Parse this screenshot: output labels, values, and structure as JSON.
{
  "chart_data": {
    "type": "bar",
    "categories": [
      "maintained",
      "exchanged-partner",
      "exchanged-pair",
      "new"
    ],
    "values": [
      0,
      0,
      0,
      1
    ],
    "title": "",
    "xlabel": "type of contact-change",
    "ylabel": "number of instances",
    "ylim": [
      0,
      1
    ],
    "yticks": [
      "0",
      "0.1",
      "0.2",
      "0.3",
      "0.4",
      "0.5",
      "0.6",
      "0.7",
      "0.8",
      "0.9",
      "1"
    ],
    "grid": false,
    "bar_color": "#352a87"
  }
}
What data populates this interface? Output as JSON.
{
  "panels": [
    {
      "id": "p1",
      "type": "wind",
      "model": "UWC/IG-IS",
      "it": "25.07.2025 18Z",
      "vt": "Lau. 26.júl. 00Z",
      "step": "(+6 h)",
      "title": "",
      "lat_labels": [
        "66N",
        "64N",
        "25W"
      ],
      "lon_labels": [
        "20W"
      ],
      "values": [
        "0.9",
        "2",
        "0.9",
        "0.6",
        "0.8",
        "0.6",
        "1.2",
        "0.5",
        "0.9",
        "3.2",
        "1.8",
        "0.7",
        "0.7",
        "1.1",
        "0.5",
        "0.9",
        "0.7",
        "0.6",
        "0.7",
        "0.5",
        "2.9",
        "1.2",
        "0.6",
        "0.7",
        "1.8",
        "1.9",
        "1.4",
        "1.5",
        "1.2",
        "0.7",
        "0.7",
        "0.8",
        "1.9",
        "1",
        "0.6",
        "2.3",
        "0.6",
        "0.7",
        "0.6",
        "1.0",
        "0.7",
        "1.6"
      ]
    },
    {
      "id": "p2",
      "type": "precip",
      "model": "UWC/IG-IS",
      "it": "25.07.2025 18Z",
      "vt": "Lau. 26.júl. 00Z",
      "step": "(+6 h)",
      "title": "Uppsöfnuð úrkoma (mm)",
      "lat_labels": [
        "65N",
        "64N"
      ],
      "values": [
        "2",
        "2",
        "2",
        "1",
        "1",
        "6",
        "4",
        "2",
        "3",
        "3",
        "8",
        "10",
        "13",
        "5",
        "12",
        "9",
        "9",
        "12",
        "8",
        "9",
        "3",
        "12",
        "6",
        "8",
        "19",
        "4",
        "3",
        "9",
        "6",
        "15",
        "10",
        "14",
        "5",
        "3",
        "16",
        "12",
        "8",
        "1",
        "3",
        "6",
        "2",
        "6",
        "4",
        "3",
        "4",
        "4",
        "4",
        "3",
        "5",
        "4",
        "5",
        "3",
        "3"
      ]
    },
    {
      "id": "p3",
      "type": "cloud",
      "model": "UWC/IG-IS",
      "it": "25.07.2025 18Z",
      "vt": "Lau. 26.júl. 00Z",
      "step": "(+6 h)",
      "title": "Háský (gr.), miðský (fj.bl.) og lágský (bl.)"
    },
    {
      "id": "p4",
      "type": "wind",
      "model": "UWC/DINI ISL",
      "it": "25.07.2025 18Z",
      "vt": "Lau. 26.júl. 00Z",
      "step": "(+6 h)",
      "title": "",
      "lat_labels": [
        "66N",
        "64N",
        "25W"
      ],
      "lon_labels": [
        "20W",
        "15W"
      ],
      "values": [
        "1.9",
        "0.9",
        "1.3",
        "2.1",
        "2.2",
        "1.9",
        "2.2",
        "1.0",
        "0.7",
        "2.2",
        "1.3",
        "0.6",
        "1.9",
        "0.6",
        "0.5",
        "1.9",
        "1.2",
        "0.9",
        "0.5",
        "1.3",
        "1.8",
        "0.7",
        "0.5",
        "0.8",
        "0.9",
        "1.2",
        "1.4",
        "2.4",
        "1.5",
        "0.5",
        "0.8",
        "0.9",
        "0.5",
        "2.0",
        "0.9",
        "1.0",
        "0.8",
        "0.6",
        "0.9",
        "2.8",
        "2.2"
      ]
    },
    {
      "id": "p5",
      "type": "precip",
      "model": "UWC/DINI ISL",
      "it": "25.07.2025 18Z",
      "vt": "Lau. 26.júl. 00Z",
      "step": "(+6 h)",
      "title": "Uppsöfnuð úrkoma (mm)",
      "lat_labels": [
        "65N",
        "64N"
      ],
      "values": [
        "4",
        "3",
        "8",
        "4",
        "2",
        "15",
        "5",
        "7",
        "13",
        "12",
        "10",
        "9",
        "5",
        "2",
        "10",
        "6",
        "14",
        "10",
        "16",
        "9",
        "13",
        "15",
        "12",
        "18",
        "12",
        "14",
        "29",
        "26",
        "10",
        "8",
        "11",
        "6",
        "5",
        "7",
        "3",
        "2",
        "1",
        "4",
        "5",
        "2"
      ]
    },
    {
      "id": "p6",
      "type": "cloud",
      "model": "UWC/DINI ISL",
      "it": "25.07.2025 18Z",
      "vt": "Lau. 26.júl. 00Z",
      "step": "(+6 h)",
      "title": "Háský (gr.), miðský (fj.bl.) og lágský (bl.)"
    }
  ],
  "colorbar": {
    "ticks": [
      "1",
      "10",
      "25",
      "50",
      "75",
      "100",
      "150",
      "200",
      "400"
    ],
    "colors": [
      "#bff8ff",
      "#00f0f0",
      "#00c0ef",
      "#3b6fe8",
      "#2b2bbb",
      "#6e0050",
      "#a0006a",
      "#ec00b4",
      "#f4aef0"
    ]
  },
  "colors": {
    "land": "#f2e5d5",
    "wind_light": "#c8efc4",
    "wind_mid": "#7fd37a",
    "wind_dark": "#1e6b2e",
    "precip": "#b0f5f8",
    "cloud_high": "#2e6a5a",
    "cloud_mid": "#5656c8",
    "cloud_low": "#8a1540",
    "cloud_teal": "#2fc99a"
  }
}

····················

WHAT YOU NEED TO DO: Each line of the material must be restated exactly.

RESULT FOR THIS TASK:
Parse this screenshot: output labels, values, and structure as JSON.
{
  "chart_data": {
    "type": "bar",
    "categories": [
      "maintained",
      "exchanged-partner",
      "exchanged-pair",
      "new"
    ],
    "values": [
      0,
      0,
      0,
      1
    ],
    "title": "",
    "xlabel": "type of contact-change",
    "ylabel": "number of instances",
    "ylim": [
      0,
      1
    ],
    "yticks": [
      "0",
      "0.1",
      "0.2",
      "0.3",
      "0.4",
      "0.5",
      "0.6",
      "0.7",
      "0.8",
      "0.9",
      "1"
    ],
    "grid": false,
    "bar_color": "#352a87"
  }
}
What data populates this interface? Output as JSON.
{
  "panels": [
    {
      "id": "p1",
      "type": "wind",
      "model": "UWC/IG-IS",
      "it": "25.07.2025 18Z",
      "vt": "Lau. 26.júl. 00Z",
      "step": "(+6 h)",
      "title": "",
      "lat_labels": [
        "66N",
        "64N",
        "25W"
      ],
      "lon_labels": [
        "20W"
      ],
      "values": [
        "0.9",
        "2",
        "0.9",
        "0.6",
        "0.8",
        "0.6",
        "1.2",
        "0.5",
        "0.9",
        "3.2",
        "1.8",
        "0.7",
        "0.7",
        "1.1",
        "0.5",
        "0.9",
        "0.7",
        "0.6",
        "0.7",
        "0.5",
        "2.9",
        "1.2",
        "0.6",
        "0.7",
        "1.8",
        "1.9",
        "1.4",
        "1.5",
        "1.2",
        "0.7",
        "0.7",
        "0.8",
        "1.9",
        "1",
        "0.6",
        "2.3",
        "0.6",
        "0.7",
        "0.6",
        "1.0",
        "0.7",
        "1.6"
      ]
    },
    {
      "id": "p2",
      "type": "precip",
      "model": "UWC/IG-IS",
      "it": "25.07.2025 18Z",
      "vt": "Lau. 26.júl. 00Z",
      "step": "(+6 h)",
      "title": "Uppsöfnuð úrkoma (mm)",
      "lat_labels": [
        "65N",
        "64N"
      ],
      "values": [
        "2",
        "2",
        "2",
        "1",
        "1",
        "6",
        "4",
        "2",
        "3",
        "3",
        "8",
        "10",
        "13",
        "5",
        "12",
        "9",
        "9",
        "12",
        "8",
        "9",
        "3",
        "12",
        "6",
        "8",
        "19",
        "4",
        "3",
        "9",
        "6",
        "15",
        "10",
        "14",
        "5",
        "3",
        "16",
        "12",
        "8",
        "1",
        "3",
        "6",
        "2",
        "6",
        "4",
        "3",
        "4",
        "4",
        "4",
        "3",
        "5",
        "4",
        "5",
        "3",
        "3"
      ]
    },
    {
      "id": "p3",
      "type": "cloud",
      "model": "UWC/IG-IS",
      "it": "25.07.2025 18Z",
      "vt": "Lau. 26.júl. 00Z",
      "step": "(+6 h)",
      "title": "Háský (gr.), miðský (fj.bl.) og lágský (bl.)"
    },
    {
      "id": "p4",
      "type": "wind",
      "model": "UWC/DINI ISL",
      "it": "25.07.2025 18Z",
      "vt": "Lau. 26.júl. 00Z",
      "step": "(+6 h)",
      "title": "",
      "lat_labels": [
        "66N",
        "64N",
        "25W"
      ],
      "lon_labels": [
        "20W",
        "15W"
      ],
      "values": [
        "1.9",
        "0.9",
        "1.3",
        "2.1",
        "2.2",
        "1.9",
        "2.2",
        "1.0",
        "0.7",
        "2.2",
        "1.3",
        "0.6",
        "1.9",
        "0.6",
        "0.5",
        "1.9",
        "1.2",
        "0.9",
        "0.5",
        "1.3",
        "1.8",
        "0.7",
        "0.5",
        "0.8",
        "0.9",
        "1.2",
        "1.4",
        "2.4",
        "1.5",
        "0.5",
        "0.8",
        "0.9",
        "0.5",
        "2.0",
        "0.9",
        "1.0",
        "0.8",
        "0.6",
        "0.9",
        "2.8",
        "2.2"
      ]
    },
    {
      "id": "p5",
      "type": "precip",
      "model": "UWC/DINI ISL",
      "it": "25.07.2025 18Z",
      "vt": "Lau. 26.júl. 00Z",
      "step": "(+6 h)",
      "title": "Uppsöfnuð úrkoma (mm)",
      "lat_labels": [
        "65N",
        "64N"
      ],
      "values": [
        "4",
        "3",
        "8",
        "4",
        "2",
        "15",
        "5",
        "7",
        "13",
        "12",
        "10",
        "9",
        "5",
        "2",
        "10",
        "6",
        "14",
        "10",
        "16",
        "9",
        "13",
        "15",
        "12",
        "18",
        "12",
        "14",
        "29",
        "26",
        "10",
        "8",
        "11",
        "6",
        "5",
        "7",
        "3",
        "2",
        "1",
        "4",
        "5",
        "2"
      ]
    },
    {
      "id": "p6",
      "type": "cloud",
      "model": "UWC/DINI ISL",
      "it": "25.07.2025 18Z",
      "vt": "Lau. 26.júl. 00Z",
      "step": "(+6 h)",
      "title": "Háský (gr.), miðský (fj.bl.) og lágský (bl.)"
    }
  ],
  "colorbar": {
    "ticks": [
      "1",
      "10",
      "25",
      "50",
      "75",
      "100",
      "150",
      "200",
      "400"
    ],
    "colors": [
      "#bff8ff",
      "#00f0f0",
      "#00c0ef",
      "#3b6fe8",
      "#2b2bbb",
      "#6e0050",
      "#a0006a",
      "#ec00b4",
      "#f4aef0"
    ]
  },
  "colors": {
    "land": "#f2e5d5",
    "wind_light": "#c8efc4",
    "wind_mid": "#7fd37a",
    "wind_dark": "#1e6b2e",
    "precip": "#b0f5f8",
    "cloud_high": "#2e6a5a",
    "cloud_mid": "#5656c8",
    "cloud_low": "#8a1540",
    "cloud_teal": "#2fc99a"
  }
}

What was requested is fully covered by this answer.